(begin)

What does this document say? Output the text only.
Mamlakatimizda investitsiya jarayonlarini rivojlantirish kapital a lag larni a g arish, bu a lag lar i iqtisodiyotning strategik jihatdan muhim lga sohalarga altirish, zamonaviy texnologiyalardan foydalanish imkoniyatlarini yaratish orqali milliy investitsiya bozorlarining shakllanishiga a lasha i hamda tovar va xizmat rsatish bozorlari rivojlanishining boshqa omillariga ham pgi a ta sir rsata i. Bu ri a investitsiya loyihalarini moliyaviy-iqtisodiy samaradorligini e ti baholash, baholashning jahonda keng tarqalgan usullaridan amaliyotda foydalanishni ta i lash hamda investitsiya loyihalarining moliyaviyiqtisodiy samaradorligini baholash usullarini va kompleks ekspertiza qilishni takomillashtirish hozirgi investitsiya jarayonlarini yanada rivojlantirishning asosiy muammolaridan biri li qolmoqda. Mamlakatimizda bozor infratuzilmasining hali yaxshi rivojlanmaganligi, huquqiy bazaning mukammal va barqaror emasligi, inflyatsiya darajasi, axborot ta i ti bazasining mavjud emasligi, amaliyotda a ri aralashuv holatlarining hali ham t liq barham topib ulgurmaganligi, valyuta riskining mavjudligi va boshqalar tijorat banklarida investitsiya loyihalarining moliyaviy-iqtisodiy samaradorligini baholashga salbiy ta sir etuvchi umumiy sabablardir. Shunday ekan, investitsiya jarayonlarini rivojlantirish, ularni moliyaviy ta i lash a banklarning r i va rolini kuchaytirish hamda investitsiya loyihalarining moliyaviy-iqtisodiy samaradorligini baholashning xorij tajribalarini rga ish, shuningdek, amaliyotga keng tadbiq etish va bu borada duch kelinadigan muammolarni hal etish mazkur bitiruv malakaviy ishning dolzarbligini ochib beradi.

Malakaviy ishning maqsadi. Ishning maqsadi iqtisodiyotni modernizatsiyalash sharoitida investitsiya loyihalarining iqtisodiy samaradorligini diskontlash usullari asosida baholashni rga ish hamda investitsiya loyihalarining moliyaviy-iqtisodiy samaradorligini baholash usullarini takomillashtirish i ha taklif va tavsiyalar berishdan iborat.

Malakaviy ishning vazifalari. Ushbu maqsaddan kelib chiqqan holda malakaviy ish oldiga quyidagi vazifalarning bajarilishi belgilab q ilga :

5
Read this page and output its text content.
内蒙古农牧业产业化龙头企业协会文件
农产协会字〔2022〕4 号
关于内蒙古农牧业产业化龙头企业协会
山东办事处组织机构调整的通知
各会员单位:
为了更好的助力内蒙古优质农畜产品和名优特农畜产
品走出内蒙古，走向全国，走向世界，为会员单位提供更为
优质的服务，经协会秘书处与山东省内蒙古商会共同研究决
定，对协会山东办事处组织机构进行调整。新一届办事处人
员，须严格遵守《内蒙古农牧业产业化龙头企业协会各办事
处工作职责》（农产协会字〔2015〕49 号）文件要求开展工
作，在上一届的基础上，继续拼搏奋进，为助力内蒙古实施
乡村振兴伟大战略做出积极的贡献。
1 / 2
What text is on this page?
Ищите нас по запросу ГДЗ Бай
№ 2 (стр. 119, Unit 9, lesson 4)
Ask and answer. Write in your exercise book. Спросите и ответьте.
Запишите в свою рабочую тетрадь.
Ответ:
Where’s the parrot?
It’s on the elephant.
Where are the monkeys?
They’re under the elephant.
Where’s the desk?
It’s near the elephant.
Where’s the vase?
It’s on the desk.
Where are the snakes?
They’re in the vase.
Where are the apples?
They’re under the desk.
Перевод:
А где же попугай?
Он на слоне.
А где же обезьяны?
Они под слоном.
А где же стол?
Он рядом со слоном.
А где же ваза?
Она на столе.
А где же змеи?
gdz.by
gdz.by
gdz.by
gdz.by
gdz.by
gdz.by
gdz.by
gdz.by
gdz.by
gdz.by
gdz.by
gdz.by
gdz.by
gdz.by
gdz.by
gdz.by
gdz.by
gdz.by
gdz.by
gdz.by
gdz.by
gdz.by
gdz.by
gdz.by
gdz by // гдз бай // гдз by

(end)

= Stated problem =
Search the entries for the string "page" and collect each line that has it.

= Answer for the task =
Read this page and output its text content.
What text is on this page?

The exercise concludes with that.